- _Aim_:
For every line in the records that has the word "name", make a copy.

##### Source records #####

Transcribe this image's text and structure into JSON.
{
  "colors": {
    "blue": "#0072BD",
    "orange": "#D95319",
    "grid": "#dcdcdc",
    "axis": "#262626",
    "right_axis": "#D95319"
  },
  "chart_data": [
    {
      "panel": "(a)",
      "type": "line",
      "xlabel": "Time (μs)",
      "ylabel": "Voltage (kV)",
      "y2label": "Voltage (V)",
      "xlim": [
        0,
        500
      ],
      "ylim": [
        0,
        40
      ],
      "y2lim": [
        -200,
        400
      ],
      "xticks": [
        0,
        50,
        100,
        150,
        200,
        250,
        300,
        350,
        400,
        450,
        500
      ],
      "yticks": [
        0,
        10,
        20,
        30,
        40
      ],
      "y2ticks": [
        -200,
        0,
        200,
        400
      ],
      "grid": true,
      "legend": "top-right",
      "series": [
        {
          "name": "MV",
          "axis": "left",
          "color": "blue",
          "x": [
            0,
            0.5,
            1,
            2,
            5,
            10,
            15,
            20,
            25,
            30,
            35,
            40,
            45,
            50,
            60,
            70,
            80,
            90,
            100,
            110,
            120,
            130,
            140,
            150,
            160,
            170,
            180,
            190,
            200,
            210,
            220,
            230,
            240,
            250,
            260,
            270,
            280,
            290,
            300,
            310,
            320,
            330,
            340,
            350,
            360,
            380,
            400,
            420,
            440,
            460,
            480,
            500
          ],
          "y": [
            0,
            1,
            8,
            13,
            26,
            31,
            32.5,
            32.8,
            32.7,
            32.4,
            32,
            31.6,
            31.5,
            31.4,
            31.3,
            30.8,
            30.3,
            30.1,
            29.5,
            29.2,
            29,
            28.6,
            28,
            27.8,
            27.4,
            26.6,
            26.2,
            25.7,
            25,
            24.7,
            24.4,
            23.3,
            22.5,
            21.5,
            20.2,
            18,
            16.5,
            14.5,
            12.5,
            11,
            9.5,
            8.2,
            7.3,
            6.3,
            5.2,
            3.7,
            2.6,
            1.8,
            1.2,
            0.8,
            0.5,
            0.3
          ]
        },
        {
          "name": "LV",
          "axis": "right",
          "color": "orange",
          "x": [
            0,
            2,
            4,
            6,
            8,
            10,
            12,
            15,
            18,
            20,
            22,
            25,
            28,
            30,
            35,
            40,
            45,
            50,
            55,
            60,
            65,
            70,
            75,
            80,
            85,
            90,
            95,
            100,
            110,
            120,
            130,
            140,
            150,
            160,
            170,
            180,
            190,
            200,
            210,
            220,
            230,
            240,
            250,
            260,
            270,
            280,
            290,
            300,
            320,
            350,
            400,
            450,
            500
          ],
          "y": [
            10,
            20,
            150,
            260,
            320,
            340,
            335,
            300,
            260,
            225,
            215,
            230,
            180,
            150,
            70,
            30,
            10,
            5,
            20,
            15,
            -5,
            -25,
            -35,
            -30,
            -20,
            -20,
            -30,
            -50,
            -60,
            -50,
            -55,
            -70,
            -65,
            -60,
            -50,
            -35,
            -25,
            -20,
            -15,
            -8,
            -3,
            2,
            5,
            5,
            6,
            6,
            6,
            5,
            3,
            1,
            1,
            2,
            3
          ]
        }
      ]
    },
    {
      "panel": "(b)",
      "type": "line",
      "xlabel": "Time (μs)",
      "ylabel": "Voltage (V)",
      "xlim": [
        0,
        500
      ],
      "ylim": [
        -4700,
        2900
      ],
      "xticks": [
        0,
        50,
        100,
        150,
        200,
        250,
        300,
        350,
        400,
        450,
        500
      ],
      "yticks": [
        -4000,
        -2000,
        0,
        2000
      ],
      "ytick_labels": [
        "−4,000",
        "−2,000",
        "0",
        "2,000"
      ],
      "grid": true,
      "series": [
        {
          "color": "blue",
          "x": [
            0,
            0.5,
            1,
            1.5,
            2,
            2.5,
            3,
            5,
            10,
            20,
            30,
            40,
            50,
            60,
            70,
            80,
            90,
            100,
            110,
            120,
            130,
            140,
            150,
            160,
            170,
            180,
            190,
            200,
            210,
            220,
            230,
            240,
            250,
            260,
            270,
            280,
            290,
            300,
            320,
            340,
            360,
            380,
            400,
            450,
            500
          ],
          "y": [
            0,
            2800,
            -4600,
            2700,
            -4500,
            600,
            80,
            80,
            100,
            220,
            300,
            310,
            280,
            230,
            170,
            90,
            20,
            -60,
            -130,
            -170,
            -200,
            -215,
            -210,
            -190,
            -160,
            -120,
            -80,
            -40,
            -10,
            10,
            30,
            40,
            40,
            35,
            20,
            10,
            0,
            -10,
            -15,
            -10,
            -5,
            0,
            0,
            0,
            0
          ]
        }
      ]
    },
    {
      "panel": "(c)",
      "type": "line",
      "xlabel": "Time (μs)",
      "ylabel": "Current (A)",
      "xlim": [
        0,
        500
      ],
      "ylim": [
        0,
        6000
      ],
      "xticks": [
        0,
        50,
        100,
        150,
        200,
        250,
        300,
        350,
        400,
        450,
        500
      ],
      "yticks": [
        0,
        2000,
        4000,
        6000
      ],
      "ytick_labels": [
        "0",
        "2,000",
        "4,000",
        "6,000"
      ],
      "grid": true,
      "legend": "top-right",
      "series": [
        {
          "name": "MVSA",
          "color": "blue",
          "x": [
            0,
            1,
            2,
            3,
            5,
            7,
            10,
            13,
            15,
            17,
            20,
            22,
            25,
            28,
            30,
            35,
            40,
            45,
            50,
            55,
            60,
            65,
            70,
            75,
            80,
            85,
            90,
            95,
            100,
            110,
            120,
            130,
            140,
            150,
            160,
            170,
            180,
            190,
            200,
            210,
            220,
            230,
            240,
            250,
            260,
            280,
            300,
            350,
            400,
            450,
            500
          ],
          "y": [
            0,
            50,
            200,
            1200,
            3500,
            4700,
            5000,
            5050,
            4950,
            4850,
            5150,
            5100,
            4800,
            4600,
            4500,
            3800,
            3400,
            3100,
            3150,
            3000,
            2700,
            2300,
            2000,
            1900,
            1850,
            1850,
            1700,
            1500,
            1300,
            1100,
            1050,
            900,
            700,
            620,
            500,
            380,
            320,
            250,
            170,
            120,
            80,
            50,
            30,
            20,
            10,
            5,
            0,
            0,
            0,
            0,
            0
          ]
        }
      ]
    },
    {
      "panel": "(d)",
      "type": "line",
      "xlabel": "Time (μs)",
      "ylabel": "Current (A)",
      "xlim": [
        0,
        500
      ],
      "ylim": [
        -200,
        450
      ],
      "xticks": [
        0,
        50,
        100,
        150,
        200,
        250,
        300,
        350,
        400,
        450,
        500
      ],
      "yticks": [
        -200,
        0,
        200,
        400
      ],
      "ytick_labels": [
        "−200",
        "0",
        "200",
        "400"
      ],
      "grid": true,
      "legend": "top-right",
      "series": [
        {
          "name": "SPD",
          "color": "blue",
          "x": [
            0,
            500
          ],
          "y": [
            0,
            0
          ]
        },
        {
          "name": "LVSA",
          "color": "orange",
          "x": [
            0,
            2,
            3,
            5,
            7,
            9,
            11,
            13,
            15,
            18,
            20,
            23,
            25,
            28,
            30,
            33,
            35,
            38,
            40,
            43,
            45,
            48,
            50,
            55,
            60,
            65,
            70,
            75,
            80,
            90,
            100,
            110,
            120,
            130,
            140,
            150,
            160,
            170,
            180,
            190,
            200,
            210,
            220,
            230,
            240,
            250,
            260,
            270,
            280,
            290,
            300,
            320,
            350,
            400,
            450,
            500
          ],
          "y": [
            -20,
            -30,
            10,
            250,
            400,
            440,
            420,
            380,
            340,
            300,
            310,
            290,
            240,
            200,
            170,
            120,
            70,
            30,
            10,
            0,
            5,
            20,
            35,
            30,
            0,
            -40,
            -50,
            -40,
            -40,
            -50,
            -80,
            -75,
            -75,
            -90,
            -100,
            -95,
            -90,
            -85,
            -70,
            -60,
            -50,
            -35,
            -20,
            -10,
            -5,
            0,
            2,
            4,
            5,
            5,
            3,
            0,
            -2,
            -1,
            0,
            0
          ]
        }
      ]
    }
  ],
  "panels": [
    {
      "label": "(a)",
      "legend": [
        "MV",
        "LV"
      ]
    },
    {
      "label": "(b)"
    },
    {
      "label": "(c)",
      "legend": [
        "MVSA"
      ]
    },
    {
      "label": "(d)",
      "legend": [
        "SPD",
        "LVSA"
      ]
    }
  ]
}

#####

- _Right answer_:
          "name": "MV",
          "name": "LV",
          "name": "MVSA",
          "name": "SPD",
          "name": "LVSA",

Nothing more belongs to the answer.